- **Exercise goal**:
Give every line of the material again, exactly as written.

───── Record list

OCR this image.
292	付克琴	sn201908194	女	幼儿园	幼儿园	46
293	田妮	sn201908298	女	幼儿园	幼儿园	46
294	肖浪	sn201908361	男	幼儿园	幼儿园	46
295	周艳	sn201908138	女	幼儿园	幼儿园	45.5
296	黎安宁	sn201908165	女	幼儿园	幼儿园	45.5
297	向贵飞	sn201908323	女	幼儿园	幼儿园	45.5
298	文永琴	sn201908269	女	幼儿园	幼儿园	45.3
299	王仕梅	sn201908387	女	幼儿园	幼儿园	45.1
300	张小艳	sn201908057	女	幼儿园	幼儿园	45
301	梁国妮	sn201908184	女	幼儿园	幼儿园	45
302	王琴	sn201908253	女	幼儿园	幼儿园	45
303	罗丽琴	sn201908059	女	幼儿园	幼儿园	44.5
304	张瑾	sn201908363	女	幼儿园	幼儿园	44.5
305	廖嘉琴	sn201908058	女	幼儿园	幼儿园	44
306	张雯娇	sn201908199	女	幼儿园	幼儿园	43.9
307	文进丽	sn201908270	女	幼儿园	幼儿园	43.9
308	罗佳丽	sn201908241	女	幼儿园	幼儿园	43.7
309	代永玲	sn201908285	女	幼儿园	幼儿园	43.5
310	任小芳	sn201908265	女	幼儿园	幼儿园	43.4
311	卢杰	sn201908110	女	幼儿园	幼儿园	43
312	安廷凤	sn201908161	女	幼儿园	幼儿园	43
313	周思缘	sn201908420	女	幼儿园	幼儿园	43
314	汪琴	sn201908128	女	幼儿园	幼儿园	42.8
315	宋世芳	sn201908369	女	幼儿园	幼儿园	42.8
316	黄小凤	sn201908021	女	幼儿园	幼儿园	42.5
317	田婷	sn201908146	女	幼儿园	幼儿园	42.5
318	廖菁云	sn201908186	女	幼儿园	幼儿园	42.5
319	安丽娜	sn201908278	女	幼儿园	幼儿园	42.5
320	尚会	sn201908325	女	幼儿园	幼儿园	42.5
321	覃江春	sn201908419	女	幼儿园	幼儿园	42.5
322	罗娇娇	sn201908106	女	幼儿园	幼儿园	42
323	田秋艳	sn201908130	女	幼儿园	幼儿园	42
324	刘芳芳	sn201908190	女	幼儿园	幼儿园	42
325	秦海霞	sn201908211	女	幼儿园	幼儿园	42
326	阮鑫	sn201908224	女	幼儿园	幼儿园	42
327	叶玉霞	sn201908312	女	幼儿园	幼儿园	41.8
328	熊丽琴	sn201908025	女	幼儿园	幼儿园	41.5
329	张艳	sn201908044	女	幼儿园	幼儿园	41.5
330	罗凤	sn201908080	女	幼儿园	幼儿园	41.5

──────────

- **Result below**:
OCR this image.
292	付克琴	sn201908194	女	幼儿园	幼儿园	46
293	田妮	sn201908298	女	幼儿园	幼儿园	46
294	肖浪	sn201908361	男	幼儿园	幼儿园	46
295	周艳	sn201908138	女	幼儿园	幼儿园	45.5
296	黎安宁	sn201908165	女	幼儿园	幼儿园	45.5
297	向贵飞	sn201908323	女	幼儿园	幼儿园	45.5
298	文永琴	sn201908269	女	幼儿园	幼儿园	45.3
299	王仕梅	sn201908387	女	幼儿园	幼儿园	45.1
300	张小艳	sn201908057	女	幼儿园	幼儿园	45
301	梁国妮	sn201908184	女	幼儿园	幼儿园	45
302	王琴	sn201908253	女	幼儿园	幼儿园	45
303	罗丽琴	sn201908059	女	幼儿园	幼儿园	44.5
304	张瑾	sn201908363	女	幼儿园	幼儿园	44.5
305	廖嘉琴	sn201908058	女	幼儿园	幼儿园	44
306	张雯娇	sn201908199	女	幼儿园	幼儿园	43.9
307	文进丽	sn201908270	女	幼儿园	幼儿园	43.9
308	罗佳丽	sn201908241	女	幼儿园	幼儿园	43.7
309	代永玲	sn201908285	女	幼儿园	幼儿园	43.5
310	任小芳	sn201908265	女	幼儿园	幼儿园	43.4
311	卢杰	sn201908110	女	幼儿园	幼儿园	43
312	安廷凤	sn201908161	女	幼儿园	幼儿园	43
313	周思缘	sn201908420	女	幼儿园	幼儿园	43
314	汪琴	sn201908128	女	幼儿园	幼儿园	42.8
315	宋世芳	sn201908369	女	幼儿园	幼儿园	42.8
316	黄小凤	sn201908021	女	幼儿园	幼儿园	42.5
317	田婷	sn201908146	女	幼儿园	幼儿园	42.5
318	廖菁云	sn201908186	女	幼儿园	幼儿园	42.5
319	安丽娜	sn201908278	女	幼儿园	幼儿园	42.5
320	尚会	sn201908325	女	幼儿园	幼儿园	42.5
321	覃江春	sn201908419	女	幼儿园	幼儿园	42.5
322	罗娇娇	sn201908106	女	幼儿园	幼儿园	42
323	田秋艳	sn201908130	女	幼儿园	幼儿园	42
324	刘芳芳	sn201908190	女	幼儿园	幼儿园	42
325	秦海霞	sn201908211	女	幼儿园	幼儿园	42
326	阮鑫	sn201908224	女	幼儿园	幼儿园	42
327	叶玉霞	sn201908312	女	幼儿园	幼儿园	41.8
328	熊丽琴	sn201908025	女	幼儿园	幼儿园	41.5
329	张艳	sn201908044	女	幼儿园	幼儿园	41.5
330	罗凤	sn201908080	女	幼儿园	幼儿园	41.5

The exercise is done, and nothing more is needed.